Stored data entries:

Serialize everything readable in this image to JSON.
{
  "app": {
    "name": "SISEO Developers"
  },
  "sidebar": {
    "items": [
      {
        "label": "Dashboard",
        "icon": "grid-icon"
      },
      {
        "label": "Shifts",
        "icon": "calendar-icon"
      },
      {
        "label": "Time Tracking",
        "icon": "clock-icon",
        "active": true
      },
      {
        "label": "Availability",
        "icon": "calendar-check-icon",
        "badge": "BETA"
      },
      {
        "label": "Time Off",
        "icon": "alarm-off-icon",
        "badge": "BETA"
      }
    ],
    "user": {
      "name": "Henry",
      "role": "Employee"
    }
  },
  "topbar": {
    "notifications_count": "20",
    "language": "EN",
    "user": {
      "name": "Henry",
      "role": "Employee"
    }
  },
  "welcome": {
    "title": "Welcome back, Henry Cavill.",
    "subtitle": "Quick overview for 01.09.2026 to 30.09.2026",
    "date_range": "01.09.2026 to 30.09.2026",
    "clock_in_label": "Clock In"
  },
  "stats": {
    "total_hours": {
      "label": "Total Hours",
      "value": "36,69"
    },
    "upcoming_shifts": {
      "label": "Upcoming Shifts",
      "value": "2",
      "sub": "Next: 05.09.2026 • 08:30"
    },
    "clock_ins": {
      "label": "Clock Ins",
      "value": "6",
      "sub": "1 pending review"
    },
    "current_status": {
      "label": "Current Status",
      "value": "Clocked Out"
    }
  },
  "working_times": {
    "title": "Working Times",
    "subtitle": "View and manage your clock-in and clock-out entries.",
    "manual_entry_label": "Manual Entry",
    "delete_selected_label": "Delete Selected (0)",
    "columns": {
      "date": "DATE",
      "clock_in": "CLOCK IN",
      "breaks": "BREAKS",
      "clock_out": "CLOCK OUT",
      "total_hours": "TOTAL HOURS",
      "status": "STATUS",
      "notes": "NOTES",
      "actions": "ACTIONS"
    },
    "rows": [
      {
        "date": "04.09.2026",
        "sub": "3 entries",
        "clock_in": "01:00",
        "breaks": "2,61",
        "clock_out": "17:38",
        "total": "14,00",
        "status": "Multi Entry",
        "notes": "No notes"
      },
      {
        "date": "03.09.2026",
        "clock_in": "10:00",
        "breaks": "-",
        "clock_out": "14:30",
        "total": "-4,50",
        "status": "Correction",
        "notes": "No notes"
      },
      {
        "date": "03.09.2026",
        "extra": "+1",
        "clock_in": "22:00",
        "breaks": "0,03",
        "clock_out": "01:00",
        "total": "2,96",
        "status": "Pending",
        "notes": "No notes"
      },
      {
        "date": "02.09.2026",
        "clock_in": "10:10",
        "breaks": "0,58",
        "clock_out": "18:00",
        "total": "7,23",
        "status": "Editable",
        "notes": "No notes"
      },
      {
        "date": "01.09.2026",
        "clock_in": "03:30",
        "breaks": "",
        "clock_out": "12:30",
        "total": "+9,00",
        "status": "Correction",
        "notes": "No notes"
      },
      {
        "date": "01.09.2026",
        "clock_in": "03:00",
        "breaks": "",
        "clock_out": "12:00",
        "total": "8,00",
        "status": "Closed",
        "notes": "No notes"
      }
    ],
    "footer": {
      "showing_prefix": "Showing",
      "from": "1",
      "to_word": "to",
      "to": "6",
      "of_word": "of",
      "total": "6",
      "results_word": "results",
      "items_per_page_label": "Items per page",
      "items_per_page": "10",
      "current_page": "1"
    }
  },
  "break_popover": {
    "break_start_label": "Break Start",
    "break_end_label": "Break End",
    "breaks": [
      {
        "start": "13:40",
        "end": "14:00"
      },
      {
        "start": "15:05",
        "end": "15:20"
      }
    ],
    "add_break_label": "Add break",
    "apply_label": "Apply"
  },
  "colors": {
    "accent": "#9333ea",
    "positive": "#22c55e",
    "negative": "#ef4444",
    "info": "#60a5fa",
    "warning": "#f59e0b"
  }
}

_Exercise details_
Scan the material and collect every line that contains "calendar".

_Final result_
        "icon": "calendar-icon"
        "icon": "calendar-check-icon",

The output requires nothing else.